Requirement A -> According to the article on Tony Blair's essay, in which years did Blair lead Labour as prime minister?
Requirement B -> Reproduce the passage of the article on Tony Blair's essay starting at "The move comes" and ending at "talk in Westminster.", swapping "vague and meaningless" for "empty and unclear".
----- Excerpt to read
Sun, 07 Jun 2026 Berlin 00:34 DE / UKR / EN

Tony Blair attacks Labour leadership: Party is losing the center ground

Former UK Tony Blair has sharply criticized the Labour Party leadership in a 5,700-word essay, accusing Keir Starmer, Andy Burnham and Wes Streeting of abandoning the political center and jeopardizing the party's future.

Tony Blair attacks Labour leadership: Party is losing the center ground
Photo: i.guim.co.uk

Tony Blair, who led Labour as prime minister from 1997 to 2007, has unexpectedly intervened in the party’s ongoing leadership contest. In an essay published Tuesday evening on his think tank’s website, the 72-year-old accuses the leading candidates of abandoning the political center and thus risking the next election. Blair speaks of an “almost infinite capacity for self-deception” within the party.

Blair writes that Labour only won the 2024 election because the party was “an acceptable alternative” — not because voters liked the manifesto. “I don’t think Labour won the last election because people read the manifesto and said, ‘That’s what we want,'” the Guardian quotes from the essay. “People thought the Conservatives had become completely unacceptable, and to Keir Starmer’s great credit, the Labour Party was an acceptable alternative.”

The move comes amid a leadership contest that observers call a “phoney war.” The formal competition has not yet begun, but Andy Burnham and Wes Streeting are already active, Angela Rayner has shown interest, and Keir Starmer is defending his legacy. Blair himself is not a candidate but wants to influence the party’s ideological direction with his essay.

Critics within the Labour Party are likely to dismiss Blair’s call for a “radical center” as vague and meaningless, the Guardian reports, citing party sources. Notably, many of Blair’s arguments could also have come from Kemi Badenoch — an irony that is causing talk in Westminster.
----------
----- Information
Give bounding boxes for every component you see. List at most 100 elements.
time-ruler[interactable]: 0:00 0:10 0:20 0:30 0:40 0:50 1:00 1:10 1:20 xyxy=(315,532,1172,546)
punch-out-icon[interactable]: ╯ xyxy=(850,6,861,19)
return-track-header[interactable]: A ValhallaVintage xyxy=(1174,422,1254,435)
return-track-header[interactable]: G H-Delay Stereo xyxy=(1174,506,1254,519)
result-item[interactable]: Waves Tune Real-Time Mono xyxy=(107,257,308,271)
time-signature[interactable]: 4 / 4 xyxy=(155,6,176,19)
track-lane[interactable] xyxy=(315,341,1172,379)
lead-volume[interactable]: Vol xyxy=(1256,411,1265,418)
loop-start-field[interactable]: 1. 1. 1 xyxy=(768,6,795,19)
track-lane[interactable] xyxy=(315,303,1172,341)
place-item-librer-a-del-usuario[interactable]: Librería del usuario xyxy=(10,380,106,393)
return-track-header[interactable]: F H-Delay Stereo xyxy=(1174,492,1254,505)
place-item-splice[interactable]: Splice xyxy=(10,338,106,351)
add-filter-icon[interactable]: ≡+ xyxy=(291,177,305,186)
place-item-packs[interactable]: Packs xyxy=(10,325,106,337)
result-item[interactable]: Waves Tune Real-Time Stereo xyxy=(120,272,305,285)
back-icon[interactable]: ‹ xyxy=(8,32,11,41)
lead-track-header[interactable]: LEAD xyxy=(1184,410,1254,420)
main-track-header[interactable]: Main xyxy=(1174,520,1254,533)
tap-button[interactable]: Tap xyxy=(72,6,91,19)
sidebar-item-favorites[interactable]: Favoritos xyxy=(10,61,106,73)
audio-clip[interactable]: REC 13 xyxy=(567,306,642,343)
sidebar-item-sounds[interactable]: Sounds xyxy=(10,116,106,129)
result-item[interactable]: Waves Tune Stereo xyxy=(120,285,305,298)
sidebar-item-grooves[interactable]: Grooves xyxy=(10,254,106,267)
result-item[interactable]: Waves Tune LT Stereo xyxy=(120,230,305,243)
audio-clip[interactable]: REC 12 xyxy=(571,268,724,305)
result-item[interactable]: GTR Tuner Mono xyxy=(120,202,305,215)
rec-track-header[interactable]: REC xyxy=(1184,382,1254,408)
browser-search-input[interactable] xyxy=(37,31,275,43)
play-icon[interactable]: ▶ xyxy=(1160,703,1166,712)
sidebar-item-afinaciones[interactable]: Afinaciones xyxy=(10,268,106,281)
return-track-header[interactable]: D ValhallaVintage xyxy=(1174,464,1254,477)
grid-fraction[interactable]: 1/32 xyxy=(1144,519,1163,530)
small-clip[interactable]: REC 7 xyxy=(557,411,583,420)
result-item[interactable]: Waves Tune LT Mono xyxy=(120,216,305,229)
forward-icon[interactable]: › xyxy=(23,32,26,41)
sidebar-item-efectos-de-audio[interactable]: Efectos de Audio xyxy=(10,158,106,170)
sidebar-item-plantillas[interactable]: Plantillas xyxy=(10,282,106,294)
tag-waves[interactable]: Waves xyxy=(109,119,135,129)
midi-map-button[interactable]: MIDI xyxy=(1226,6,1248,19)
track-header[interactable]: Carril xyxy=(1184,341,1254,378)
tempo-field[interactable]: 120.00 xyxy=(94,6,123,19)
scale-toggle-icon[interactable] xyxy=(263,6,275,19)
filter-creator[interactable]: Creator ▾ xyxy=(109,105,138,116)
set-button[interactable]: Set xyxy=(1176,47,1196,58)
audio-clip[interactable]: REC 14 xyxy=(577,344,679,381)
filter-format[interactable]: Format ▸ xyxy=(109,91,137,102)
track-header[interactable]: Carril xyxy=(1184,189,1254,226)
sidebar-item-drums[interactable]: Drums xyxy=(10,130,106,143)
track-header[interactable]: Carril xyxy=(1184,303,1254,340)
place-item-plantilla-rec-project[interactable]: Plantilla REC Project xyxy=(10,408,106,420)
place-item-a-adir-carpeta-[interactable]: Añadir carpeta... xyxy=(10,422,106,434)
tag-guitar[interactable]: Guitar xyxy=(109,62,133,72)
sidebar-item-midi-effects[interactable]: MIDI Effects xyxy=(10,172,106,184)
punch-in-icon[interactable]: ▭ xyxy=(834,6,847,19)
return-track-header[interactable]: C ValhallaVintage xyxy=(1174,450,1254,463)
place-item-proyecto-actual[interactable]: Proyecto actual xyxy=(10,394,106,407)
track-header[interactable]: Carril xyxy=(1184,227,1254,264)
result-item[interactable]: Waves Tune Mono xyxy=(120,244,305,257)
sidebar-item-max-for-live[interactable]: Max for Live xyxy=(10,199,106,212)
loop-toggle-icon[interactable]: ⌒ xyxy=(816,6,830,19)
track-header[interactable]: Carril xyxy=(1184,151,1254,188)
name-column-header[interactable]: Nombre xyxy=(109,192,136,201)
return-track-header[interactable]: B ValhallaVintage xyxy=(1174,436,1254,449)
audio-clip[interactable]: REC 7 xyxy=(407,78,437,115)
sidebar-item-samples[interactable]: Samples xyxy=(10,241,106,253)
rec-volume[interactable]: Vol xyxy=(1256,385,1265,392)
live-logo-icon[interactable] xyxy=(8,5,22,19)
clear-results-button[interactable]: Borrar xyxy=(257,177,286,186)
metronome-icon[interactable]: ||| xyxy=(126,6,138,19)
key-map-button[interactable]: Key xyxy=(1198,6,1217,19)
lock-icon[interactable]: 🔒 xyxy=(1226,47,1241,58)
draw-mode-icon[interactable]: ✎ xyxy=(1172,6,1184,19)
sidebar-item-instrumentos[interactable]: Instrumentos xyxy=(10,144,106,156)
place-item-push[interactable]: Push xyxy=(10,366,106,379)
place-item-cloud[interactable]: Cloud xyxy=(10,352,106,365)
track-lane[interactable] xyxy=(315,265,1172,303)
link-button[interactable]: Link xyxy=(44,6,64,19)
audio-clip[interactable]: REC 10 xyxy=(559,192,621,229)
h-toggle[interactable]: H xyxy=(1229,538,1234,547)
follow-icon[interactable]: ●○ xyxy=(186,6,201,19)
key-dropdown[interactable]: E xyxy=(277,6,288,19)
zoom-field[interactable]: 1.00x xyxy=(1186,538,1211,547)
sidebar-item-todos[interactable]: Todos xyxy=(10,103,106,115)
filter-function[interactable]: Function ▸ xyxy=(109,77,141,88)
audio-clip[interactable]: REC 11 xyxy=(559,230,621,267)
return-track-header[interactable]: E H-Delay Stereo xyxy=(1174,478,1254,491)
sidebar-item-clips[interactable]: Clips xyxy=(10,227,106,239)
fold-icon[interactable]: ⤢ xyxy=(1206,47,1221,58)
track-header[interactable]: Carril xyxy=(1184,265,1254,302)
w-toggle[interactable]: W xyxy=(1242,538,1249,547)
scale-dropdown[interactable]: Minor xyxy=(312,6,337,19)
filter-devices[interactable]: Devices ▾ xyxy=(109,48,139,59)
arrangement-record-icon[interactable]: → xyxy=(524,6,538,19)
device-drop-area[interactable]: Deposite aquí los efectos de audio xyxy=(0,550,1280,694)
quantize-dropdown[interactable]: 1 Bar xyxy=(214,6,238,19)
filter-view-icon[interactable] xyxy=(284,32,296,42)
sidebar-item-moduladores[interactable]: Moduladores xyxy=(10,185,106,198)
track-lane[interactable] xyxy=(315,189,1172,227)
----------
Written answer A -> From 1997 to 2007.

Written answer B ->
The move comes amid a leadership contest that observers call a “phoney war.” The formal competition has not yet begun, but Andy Burnham and Wes Streeting are already active, Angela Rayner has shown interest, and Keir Starmer is defending his legacy. Blair himself is not a candidate but wants to influence the party’s ideological direction with his essay.

Critics within the Labour Party are likely to dismiss Blair’s call for a “radical center” as empty and unclear, the Guardian reports, citing party sources. Notably, many of Blair’s arguments could also have come from Kemi Badenoch — an irony that is causing talk in Westminster.